Copy every line from the data below in which the string "this" can be found.

Figure record extracts:
"""

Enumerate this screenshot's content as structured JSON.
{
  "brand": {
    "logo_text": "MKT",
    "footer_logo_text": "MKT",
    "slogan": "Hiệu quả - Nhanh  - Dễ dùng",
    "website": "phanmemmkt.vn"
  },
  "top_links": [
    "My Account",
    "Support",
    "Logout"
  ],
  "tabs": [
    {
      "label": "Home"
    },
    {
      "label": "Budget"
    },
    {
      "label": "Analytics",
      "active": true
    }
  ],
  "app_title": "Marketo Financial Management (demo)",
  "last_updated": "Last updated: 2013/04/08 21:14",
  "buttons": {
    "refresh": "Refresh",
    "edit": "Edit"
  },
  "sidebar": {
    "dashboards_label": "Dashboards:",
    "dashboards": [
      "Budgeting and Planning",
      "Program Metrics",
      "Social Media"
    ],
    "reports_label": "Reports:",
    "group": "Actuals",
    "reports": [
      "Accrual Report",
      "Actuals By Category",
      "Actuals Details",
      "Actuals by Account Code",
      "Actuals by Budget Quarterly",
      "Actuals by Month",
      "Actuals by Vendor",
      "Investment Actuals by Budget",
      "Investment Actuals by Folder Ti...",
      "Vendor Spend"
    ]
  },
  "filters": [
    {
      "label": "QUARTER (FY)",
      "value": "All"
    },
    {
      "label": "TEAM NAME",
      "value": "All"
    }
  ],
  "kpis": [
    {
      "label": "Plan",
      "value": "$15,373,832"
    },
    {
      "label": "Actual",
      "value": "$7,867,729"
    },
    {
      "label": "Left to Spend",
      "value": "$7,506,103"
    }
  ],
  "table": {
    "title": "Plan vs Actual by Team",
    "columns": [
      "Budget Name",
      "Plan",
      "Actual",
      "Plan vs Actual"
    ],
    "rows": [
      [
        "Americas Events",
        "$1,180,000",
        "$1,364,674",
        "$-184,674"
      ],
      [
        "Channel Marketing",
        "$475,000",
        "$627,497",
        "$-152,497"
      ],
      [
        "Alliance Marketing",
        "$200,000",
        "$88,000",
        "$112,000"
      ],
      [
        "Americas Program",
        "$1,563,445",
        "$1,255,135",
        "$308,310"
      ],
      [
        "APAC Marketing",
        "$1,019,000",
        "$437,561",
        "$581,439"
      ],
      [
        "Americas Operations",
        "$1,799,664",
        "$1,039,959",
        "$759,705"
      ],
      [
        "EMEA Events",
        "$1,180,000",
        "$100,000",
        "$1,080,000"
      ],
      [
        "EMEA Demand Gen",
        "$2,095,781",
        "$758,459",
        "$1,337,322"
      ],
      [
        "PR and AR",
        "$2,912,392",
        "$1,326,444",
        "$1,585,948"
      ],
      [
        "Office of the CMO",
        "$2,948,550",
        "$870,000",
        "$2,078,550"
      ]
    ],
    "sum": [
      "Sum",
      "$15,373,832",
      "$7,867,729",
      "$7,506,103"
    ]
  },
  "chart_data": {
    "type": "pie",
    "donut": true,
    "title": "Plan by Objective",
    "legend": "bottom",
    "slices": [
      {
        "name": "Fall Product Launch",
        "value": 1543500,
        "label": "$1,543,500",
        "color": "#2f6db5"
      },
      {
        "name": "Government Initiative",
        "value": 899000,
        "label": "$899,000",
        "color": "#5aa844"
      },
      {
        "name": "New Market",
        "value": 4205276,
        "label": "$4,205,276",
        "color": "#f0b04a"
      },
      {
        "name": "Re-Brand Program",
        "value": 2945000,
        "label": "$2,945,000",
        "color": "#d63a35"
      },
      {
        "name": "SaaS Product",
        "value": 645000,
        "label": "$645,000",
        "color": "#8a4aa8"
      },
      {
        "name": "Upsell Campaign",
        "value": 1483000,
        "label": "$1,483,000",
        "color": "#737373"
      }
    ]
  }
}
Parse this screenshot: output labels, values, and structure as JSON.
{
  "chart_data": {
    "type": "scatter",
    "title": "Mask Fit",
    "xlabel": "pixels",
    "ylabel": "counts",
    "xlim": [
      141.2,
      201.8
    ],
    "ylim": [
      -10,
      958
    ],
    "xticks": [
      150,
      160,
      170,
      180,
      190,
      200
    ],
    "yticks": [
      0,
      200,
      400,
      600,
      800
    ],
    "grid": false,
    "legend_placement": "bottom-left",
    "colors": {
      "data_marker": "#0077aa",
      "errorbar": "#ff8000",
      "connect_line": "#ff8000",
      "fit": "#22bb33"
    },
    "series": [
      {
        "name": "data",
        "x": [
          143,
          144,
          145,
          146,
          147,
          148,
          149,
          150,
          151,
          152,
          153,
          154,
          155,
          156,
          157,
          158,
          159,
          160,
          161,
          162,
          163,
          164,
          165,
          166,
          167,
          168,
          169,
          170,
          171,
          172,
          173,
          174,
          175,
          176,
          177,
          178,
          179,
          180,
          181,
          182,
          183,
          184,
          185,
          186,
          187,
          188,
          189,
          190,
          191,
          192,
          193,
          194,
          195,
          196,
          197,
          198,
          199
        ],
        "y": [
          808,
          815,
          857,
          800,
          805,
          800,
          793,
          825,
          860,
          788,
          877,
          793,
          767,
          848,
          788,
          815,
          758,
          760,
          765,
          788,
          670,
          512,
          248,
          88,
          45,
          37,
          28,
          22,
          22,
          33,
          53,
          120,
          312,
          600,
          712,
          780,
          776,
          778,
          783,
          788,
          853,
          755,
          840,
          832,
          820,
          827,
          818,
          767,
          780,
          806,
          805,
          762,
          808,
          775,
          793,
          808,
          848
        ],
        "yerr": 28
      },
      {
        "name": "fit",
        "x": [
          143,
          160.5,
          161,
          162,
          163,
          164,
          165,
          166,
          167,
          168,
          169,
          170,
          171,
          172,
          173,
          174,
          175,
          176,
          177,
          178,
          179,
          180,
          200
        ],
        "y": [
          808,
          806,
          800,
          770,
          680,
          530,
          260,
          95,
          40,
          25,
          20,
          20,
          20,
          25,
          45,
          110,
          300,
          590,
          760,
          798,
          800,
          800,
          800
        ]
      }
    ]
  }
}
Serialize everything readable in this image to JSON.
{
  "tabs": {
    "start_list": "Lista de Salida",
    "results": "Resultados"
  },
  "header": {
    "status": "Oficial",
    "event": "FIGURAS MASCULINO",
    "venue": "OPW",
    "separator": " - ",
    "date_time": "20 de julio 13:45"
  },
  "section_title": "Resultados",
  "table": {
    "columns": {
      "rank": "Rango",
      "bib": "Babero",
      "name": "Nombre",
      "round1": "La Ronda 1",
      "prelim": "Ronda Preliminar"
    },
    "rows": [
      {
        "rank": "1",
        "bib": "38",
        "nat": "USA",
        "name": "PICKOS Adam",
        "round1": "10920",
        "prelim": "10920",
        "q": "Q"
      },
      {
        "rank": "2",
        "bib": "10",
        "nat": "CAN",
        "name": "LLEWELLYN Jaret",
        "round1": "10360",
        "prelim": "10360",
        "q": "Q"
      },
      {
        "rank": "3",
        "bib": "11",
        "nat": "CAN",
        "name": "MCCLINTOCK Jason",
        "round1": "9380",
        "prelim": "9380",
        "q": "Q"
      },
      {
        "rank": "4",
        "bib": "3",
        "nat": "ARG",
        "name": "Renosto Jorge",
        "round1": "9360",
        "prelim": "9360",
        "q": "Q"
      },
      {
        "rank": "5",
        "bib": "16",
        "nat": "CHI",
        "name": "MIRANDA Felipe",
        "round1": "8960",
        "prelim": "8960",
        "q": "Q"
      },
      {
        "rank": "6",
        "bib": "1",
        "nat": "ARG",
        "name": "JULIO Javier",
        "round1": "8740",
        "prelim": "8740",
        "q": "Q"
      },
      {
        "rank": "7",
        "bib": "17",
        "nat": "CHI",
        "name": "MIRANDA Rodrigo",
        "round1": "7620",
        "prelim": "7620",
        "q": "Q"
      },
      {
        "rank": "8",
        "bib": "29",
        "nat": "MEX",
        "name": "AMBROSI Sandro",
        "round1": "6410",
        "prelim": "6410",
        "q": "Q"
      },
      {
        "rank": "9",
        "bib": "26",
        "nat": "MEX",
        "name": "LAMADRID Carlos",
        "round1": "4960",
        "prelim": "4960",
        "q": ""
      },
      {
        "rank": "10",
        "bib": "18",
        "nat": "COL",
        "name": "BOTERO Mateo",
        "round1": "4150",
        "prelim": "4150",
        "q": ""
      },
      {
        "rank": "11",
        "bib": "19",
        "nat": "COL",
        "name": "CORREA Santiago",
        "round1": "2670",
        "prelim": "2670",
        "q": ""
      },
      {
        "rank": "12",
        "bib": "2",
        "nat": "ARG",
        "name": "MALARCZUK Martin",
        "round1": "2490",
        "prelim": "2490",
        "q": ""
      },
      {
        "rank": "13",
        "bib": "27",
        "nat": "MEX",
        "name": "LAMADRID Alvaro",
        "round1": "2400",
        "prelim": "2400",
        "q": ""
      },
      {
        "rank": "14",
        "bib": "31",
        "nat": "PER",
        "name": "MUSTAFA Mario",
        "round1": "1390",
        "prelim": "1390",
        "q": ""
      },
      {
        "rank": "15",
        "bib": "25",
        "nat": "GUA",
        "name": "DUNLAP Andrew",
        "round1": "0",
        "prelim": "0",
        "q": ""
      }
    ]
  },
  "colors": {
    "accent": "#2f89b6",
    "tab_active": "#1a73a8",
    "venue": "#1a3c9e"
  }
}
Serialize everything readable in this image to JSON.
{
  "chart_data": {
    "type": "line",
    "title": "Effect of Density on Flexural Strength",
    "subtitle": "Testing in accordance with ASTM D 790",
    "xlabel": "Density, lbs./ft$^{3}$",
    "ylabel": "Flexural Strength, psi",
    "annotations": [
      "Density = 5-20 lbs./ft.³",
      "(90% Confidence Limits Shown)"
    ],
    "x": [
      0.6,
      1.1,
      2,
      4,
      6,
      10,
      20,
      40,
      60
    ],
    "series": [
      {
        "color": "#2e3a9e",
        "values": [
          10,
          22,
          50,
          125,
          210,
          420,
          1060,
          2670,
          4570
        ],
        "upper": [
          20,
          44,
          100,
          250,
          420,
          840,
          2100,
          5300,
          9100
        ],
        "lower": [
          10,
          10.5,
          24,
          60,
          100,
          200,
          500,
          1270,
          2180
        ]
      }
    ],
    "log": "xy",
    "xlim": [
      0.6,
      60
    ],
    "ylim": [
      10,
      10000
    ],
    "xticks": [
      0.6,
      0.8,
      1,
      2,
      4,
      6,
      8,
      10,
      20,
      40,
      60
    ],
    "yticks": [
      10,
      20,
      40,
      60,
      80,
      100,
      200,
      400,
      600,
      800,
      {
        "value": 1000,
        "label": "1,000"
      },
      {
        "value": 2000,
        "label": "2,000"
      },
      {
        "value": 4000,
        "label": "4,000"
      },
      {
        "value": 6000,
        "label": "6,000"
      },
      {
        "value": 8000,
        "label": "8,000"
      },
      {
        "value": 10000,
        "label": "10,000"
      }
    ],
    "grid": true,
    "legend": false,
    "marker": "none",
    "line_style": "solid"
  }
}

"""

Correct response:
Enumerate this screenshot's content as structured JSON.
Parse this screenshot: output labels, values, and structure as JSON.
Serialize everything readable in this image to JSON.
Serialize everything readable in this image to JSON.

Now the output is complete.